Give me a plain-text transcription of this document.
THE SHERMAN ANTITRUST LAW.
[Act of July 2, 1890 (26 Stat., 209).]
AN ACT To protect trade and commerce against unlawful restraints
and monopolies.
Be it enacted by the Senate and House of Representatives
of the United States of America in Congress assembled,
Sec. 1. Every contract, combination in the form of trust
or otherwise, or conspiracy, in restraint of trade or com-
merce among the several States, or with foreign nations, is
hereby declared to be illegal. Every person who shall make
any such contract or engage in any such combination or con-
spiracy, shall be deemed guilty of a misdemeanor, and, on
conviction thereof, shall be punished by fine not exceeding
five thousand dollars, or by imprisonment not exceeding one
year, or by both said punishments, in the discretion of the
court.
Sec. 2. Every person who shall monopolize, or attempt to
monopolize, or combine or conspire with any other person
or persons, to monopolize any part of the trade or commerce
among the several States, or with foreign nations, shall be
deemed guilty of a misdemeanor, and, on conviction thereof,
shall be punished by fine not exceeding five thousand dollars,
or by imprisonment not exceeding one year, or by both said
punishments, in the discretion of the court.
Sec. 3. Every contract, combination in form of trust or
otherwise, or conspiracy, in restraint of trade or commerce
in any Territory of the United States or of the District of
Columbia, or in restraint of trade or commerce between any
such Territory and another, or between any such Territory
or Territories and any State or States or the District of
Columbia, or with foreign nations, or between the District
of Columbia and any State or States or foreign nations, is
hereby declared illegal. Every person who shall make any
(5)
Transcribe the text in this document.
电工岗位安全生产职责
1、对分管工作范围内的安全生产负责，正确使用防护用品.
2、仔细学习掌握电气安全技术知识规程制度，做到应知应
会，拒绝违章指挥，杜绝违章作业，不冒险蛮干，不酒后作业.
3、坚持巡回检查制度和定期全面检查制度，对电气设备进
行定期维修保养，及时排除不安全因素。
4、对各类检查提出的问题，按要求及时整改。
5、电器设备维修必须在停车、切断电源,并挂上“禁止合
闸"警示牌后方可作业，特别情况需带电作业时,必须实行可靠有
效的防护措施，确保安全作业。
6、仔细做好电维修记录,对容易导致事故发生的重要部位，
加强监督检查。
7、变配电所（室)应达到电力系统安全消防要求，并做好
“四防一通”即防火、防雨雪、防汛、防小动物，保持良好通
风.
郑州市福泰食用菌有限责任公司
◇ ◇ ◇ ◇
The task:
Which lines run from the one containing "Transcribe the text in this document." to the end of the entries above? Quote exactly those, and only those.

In response:
Transcribe the text in this document.
电工岗位安全生产职责
1、对分管工作范围内的安全生产负责，正确使用防护用品.
2、仔细学习掌握电气安全技术知识规程制度，做到应知应
会，拒绝违章指挥，杜绝违章作业，不冒险蛮干，不酒后作业.
3、坚持巡回检查制度和定期全面检查制度，对电气设备进
行定期维修保养，及时排除不安全因素。
4、对各类检查提出的问题，按要求及时整改。
5、电器设备维修必须在停车、切断电源,并挂上“禁止合
闸"警示牌后方可作业，特别情况需带电作业时,必须实行可靠有
效的防护措施，确保安全作业。
6、仔细做好电维修记录,对容易导致事故发生的重要部位，
加强监督检查。
7、变配电所（室)应达到电力系统安全消防要求，并做好
“四防一通”即防火、防雨雪、防汛、防小动物，保持良好通
风.
郑州市福泰食用菌有限责任公司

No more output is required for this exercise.